## start
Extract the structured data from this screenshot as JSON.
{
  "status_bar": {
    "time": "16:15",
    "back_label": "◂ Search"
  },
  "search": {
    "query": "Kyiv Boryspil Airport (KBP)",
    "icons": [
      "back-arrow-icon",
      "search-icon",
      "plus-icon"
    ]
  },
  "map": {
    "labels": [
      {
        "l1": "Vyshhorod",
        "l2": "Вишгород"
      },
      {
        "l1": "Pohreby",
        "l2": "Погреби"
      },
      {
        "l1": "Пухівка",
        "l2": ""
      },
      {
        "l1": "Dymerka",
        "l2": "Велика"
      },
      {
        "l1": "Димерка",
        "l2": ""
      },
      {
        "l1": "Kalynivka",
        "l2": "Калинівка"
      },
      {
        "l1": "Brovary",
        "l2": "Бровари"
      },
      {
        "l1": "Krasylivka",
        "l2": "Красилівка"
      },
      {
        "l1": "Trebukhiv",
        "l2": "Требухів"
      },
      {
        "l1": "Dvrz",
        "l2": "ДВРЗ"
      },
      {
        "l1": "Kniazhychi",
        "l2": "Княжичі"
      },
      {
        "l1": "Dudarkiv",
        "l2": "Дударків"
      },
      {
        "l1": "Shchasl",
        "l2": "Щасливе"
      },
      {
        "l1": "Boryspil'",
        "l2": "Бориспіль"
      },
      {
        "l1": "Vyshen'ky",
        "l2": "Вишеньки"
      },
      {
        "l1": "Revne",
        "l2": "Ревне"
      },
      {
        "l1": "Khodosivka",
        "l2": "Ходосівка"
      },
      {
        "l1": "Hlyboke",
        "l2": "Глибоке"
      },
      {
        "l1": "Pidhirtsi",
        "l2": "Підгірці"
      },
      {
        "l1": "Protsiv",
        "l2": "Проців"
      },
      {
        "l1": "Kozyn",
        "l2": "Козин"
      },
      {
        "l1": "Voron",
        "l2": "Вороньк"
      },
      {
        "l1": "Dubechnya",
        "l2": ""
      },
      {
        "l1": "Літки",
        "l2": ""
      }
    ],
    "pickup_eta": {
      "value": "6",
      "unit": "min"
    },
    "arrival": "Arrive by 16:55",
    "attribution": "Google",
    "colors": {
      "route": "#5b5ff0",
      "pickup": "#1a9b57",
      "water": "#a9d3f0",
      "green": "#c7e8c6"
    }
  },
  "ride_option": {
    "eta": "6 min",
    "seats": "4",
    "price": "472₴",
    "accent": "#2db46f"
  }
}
## end
• [Work instructions]: Output every line above without altering anything.

• [Complete response]:
Extract the structured data from this screenshot as JSON.
{
  "status_bar": {
    "time": "16:15",
    "back_label": "◂ Search"
  },
  "search": {
    "query": "Kyiv Boryspil Airport (KBP)",
    "icons": [
      "back-arrow-icon",
      "search-icon",
      "plus-icon"
    ]
  },
  "map": {
    "labels": [
      {
        "l1": "Vyshhorod",
        "l2": "Вишгород"
      },
      {
        "l1": "Pohreby",
        "l2": "Погреби"
      },
      {
        "l1": "Пухівка",
        "l2": ""
      },
      {
        "l1": "Dymerka",
        "l2": "Велика"
      },
      {
        "l1": "Димерка",
        "l2": ""
      },
      {
        "l1": "Kalynivka",
        "l2": "Калинівка"
      },
      {
        "l1": "Brovary",
        "l2": "Бровари"
      },
      {
        "l1": "Krasylivka",
        "l2": "Красилівка"
      },
      {
        "l1": "Trebukhiv",
        "l2": "Требухів"
      },
      {
        "l1": "Dvrz",
        "l2": "ДВРЗ"
      },
      {
        "l1": "Kniazhychi",
        "l2": "Княжичі"
      },
      {
        "l1": "Dudarkiv",
        "l2": "Дударків"
      },
      {
        "l1": "Shchasl",
        "l2": "Щасливе"
      },
      {
        "l1": "Boryspil'",
        "l2": "Бориспіль"
      },
      {
        "l1": "Vyshen'ky",
        "l2": "Вишеньки"
      },
      {
        "l1": "Revne",
        "l2": "Ревне"
      },
      {
        "l1": "Khodosivka",
        "l2": "Ходосівка"
      },
      {
        "l1": "Hlyboke",
        "l2": "Глибоке"
      },
      {
        "l1": "Pidhirtsi",
        "l2": "Підгірці"
      },
      {
        "l1": "Protsiv",
        "l2": "Проців"
      },
      {
        "l1": "Kozyn",
        "l2": "Козин"
      },
      {
        "l1": "Voron",
        "l2": "Вороньк"
      },
      {
        "l1": "Dubechnya",
        "l2": ""
      },
      {
        "l1": "Літки",
        "l2": ""
      }
    ],
    "pickup_eta": {
      "value": "6",
      "unit": "min"
    },
    "arrival": "Arrive by 16:55",
    "attribution": "Google",
    "colors": {
      "route": "#5b5ff0",
      "pickup": "#1a9b57",
      "water": "#a9d3f0",
      "green": "#c7e8c6"
    }
  },
  "ride_option": {
    "eta": "6 min",
    "seats": "4",
    "price": "472₴",
    "accent": "#2db46f"
  }
}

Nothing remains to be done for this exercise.